CHALLENGE: Look for the string "JSON" and copy every line that has it.

(Collected data)
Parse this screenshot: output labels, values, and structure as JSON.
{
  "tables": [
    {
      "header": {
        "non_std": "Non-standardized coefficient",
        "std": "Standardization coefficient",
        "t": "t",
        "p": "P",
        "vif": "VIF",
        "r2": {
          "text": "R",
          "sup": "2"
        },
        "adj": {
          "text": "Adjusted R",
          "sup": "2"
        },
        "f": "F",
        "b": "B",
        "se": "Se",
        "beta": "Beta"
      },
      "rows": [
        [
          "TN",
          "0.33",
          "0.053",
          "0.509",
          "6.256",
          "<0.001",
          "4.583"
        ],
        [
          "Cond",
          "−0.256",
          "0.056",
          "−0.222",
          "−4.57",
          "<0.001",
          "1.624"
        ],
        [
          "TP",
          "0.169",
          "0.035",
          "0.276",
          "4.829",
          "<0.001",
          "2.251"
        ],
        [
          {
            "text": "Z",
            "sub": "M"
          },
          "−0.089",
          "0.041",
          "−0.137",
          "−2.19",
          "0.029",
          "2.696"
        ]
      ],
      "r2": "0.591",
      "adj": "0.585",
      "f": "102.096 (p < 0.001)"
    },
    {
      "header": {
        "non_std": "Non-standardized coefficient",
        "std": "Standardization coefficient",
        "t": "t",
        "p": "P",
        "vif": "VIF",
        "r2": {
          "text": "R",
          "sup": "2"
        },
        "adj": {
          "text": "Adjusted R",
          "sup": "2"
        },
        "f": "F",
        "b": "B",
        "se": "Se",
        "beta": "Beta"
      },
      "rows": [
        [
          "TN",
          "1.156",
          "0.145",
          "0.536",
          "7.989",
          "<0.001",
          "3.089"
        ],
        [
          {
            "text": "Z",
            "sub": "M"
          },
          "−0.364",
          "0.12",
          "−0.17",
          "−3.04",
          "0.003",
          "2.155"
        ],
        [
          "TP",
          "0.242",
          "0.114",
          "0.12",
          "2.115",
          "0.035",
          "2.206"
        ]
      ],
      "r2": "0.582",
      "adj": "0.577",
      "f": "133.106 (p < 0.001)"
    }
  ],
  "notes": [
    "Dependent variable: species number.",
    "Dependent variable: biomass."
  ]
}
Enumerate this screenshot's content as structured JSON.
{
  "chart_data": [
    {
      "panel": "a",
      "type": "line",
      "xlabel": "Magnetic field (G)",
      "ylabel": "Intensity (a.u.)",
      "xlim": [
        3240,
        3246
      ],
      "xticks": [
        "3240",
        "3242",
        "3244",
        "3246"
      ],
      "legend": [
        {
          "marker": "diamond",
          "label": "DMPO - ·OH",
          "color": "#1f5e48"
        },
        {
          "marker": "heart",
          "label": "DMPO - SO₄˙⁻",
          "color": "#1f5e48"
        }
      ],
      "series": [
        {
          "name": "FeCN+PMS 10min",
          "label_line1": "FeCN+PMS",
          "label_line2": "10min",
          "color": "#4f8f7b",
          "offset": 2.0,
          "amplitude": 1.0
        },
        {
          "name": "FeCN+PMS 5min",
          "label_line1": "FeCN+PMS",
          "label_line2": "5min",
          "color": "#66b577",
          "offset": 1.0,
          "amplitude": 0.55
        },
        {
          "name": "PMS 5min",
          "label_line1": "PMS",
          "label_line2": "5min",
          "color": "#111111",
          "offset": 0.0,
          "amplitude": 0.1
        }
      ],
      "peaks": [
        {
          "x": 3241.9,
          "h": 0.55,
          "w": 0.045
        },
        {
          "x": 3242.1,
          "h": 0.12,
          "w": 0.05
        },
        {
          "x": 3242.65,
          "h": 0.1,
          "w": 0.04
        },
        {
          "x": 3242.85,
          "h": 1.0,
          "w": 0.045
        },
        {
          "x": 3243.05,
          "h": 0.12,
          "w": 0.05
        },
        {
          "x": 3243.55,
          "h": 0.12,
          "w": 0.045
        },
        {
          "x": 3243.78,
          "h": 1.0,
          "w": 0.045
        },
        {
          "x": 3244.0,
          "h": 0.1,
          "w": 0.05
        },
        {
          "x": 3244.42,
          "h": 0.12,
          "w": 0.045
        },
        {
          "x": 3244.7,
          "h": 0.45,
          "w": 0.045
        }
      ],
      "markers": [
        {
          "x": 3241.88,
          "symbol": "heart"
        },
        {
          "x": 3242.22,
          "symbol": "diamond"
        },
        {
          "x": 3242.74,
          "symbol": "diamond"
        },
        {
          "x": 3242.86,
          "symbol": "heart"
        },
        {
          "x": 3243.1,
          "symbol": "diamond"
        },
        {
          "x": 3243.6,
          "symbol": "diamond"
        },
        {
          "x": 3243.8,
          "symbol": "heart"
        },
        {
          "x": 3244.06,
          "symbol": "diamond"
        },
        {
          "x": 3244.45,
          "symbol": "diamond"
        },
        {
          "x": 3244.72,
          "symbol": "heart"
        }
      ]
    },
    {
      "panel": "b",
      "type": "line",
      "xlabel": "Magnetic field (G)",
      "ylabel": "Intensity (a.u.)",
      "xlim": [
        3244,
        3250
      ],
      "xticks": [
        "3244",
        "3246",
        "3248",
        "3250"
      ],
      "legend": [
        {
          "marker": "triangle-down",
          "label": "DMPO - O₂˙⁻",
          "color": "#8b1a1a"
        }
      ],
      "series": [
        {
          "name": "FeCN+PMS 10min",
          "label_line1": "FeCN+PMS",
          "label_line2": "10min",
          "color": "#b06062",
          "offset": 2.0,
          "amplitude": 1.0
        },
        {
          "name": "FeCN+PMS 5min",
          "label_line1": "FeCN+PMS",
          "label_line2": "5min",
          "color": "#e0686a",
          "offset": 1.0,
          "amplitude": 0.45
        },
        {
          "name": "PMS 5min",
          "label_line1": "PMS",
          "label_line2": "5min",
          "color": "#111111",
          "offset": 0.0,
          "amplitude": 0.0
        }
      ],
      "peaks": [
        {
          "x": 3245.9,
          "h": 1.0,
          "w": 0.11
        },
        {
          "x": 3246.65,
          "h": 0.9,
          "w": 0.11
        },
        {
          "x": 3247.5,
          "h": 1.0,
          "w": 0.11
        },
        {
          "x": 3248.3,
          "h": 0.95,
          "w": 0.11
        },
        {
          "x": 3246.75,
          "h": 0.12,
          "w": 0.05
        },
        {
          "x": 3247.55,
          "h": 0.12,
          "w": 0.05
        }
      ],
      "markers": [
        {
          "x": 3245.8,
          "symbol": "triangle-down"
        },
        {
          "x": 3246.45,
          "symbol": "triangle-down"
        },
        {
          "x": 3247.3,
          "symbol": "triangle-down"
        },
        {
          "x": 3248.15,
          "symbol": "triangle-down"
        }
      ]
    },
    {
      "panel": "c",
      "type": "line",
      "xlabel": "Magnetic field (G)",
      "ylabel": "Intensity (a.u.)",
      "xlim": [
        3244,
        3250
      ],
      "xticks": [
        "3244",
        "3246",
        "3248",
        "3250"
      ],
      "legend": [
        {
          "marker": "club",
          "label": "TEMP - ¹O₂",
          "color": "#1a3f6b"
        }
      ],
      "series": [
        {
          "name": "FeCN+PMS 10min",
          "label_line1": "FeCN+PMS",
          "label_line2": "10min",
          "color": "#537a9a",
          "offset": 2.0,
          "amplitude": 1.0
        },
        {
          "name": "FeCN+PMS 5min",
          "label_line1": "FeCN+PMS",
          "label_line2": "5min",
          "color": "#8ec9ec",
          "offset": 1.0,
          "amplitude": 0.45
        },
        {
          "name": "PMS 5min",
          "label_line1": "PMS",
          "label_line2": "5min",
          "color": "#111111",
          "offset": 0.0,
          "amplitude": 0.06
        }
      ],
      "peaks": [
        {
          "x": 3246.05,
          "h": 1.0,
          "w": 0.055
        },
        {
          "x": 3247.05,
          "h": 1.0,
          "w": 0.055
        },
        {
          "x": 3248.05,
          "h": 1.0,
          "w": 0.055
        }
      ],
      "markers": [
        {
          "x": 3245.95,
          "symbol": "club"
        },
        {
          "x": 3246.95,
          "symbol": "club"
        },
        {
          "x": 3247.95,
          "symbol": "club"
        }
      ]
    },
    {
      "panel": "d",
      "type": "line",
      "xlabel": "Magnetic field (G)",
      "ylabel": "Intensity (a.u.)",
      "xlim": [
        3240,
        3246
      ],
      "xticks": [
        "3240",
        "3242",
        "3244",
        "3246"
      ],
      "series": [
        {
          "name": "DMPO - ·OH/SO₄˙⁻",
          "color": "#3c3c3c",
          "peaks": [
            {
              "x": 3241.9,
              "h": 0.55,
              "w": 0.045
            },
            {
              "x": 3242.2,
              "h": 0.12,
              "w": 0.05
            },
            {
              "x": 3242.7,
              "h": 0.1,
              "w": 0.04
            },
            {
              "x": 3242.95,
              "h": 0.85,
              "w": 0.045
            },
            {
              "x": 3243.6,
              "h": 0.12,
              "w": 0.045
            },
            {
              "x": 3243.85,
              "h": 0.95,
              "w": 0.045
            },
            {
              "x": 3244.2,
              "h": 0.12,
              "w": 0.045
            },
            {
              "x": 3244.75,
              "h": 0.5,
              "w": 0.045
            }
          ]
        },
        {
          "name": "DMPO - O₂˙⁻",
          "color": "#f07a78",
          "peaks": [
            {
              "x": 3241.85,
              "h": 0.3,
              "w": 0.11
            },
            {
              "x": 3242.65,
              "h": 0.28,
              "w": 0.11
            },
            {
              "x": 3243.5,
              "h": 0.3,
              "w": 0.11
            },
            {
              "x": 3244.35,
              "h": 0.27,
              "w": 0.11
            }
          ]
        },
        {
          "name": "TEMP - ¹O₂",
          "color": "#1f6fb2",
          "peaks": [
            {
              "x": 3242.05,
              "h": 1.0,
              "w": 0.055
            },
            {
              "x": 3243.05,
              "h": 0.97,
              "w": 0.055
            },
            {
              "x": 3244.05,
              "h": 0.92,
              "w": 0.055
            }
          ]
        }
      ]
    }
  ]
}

WRITTEN ANSWER:
Parse this screenshot: output labels, values, and structure as JSON.
Enumerate this screenshot's content as structured JSON.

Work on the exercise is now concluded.